Go through the listing below and gather every line with the word "need".

-- begin Stored data --

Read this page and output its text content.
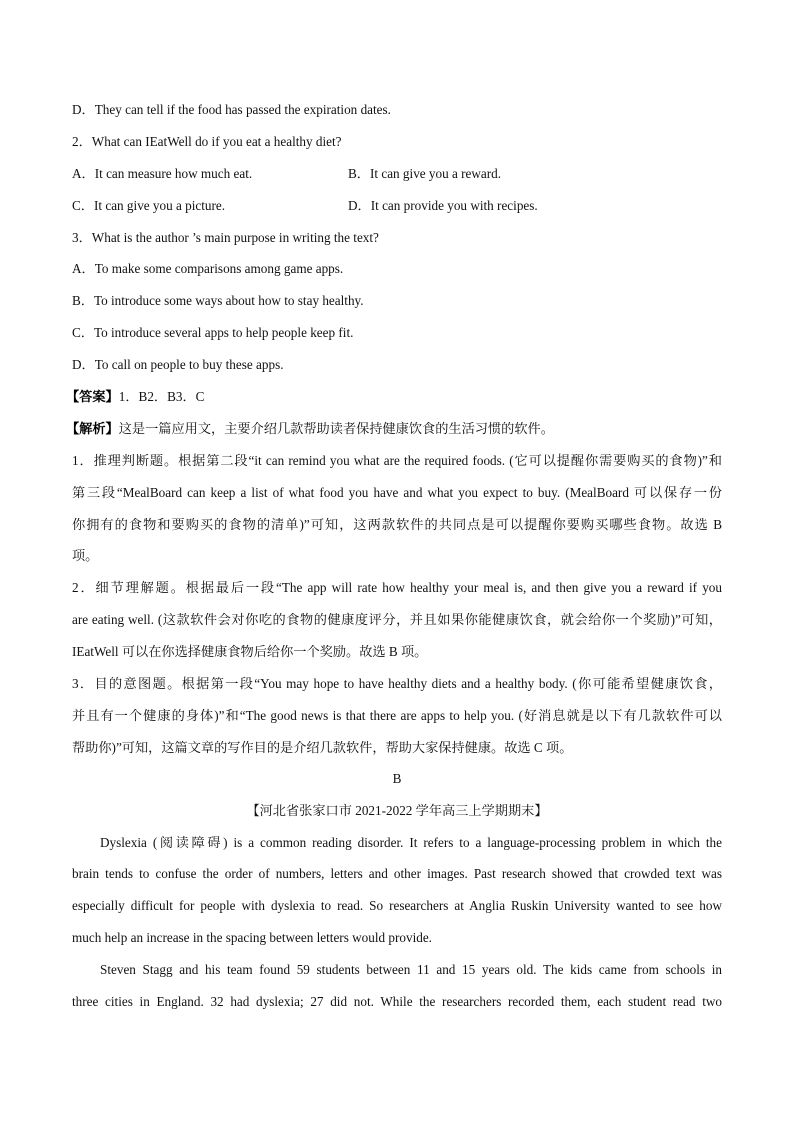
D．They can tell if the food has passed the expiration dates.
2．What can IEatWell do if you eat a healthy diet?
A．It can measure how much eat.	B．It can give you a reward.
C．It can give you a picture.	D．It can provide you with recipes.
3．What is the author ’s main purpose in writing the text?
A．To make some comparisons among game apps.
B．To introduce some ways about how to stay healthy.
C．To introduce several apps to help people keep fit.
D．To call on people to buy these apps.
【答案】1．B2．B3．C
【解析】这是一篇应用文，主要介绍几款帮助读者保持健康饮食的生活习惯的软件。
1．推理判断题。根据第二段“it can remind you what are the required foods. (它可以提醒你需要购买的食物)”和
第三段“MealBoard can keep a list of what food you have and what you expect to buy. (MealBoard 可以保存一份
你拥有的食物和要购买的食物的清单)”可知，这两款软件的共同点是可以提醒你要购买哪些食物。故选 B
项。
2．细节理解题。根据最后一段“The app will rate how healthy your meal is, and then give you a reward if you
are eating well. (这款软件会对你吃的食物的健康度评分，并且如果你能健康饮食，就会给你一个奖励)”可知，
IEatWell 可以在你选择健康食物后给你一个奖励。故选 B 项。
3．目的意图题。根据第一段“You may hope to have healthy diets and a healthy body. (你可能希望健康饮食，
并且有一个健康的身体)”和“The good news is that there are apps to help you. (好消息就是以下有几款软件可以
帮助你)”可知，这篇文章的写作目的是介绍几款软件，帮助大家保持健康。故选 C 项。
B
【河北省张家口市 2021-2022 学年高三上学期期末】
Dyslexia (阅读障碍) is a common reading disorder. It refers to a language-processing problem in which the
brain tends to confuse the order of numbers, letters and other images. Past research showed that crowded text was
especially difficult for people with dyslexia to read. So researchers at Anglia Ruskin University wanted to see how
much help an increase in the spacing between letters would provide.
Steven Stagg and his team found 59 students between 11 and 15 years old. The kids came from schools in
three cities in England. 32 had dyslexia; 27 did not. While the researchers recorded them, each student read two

-- end Stored data --
-- begin Stored data --

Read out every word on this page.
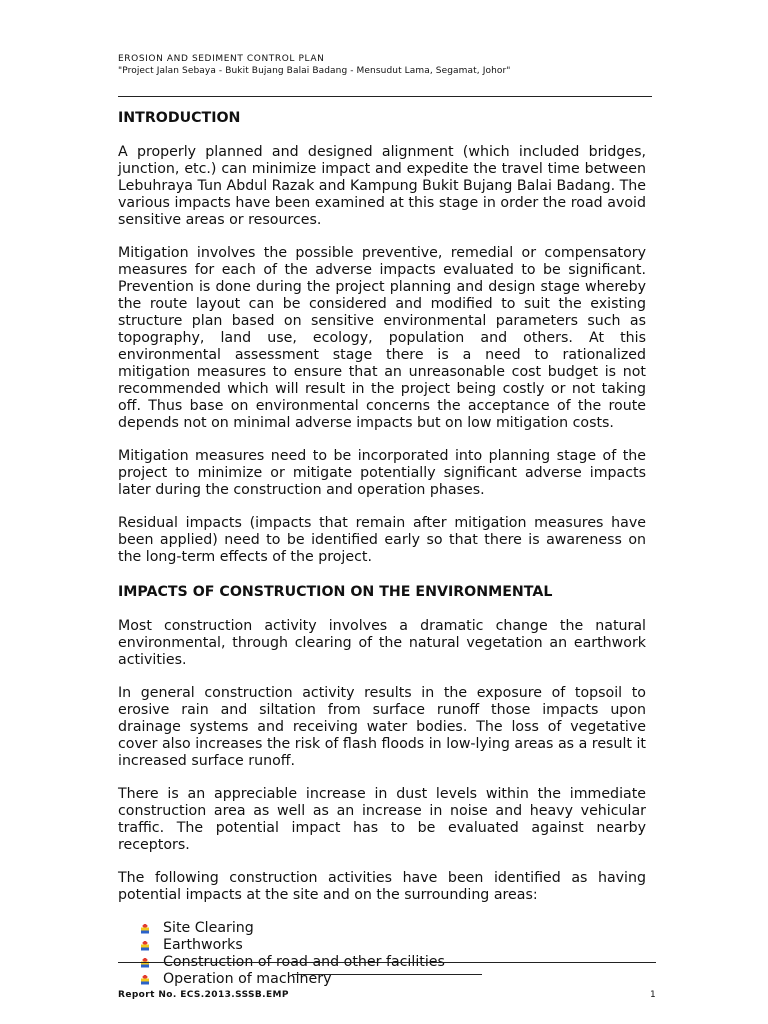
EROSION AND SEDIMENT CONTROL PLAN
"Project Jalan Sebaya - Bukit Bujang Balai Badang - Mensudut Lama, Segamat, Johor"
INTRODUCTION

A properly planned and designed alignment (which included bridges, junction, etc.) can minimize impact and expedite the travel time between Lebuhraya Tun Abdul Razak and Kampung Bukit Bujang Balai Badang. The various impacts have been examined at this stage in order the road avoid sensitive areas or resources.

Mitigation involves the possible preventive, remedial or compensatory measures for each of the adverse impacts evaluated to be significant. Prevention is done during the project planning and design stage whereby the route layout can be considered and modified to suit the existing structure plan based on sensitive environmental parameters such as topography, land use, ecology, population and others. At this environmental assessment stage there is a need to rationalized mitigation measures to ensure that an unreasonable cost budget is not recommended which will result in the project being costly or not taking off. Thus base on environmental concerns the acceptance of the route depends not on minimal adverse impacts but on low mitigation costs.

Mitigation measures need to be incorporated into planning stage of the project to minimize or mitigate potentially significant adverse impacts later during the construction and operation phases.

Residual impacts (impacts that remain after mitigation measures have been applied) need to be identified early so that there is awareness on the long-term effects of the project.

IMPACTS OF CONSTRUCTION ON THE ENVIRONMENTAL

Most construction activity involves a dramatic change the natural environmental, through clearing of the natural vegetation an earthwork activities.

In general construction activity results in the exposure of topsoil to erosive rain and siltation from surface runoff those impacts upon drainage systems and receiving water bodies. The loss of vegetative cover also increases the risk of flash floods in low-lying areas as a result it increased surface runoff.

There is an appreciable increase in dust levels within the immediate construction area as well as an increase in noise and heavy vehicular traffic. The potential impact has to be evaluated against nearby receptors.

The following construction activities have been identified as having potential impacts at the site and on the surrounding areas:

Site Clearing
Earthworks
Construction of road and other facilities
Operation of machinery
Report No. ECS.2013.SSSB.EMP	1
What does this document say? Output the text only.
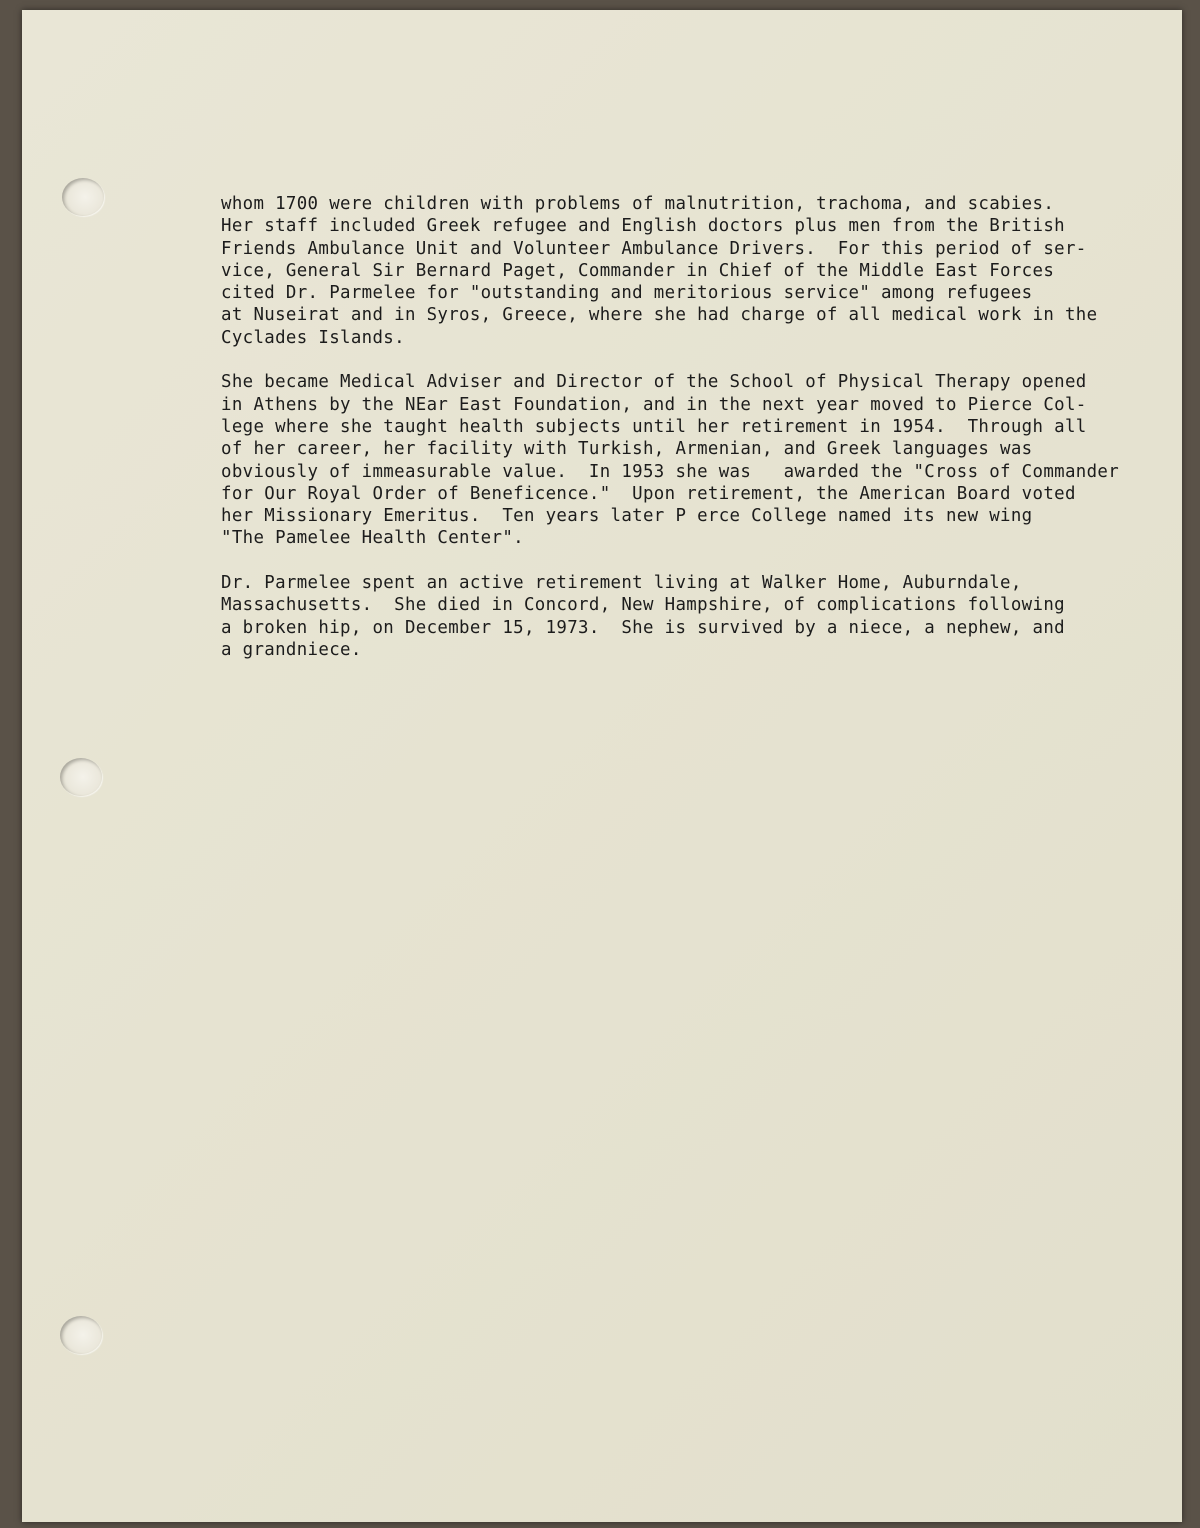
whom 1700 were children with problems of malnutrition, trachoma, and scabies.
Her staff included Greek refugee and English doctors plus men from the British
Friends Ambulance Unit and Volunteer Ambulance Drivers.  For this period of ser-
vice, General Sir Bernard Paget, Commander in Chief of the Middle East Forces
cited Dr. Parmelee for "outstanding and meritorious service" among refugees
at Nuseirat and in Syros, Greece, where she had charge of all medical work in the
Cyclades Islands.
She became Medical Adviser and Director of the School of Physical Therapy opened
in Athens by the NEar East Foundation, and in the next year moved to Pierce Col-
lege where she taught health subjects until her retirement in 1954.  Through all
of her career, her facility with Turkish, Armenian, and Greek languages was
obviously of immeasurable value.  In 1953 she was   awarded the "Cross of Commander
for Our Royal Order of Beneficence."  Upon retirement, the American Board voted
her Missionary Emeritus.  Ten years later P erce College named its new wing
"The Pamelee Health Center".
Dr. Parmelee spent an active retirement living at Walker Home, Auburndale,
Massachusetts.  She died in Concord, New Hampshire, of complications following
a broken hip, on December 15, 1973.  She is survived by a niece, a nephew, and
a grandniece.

-- end Stored data --

## Solution for this exercise:
Mitigation involves the possible preventive, remedial or compensatory measures for each of the adverse impacts evaluated to be significant. Prevention is done during the project planning and design stage whereby the route layout can be considered and modified to suit the existing structure plan based on sensitive environmental parameters such as topography, land use, ecology, population and others. At this environmental assessment stage there is a need to rationalized mitigation measures to ensure that an unreasonable cost budget is not recommended which will result in the project being costly or not taking off. Thus base on environmental concerns the acceptance of the route depends not on minimal adverse impacts but on low mitigation costs.
Mitigation measures need to be incorporated into planning stage of the project to minimize or mitigate potentially significant adverse impacts later during the construction and operation phases.
Residual impacts (impacts that remain after mitigation measures have been applied) need to be identified early so that there is awareness on the long-term effects of the project.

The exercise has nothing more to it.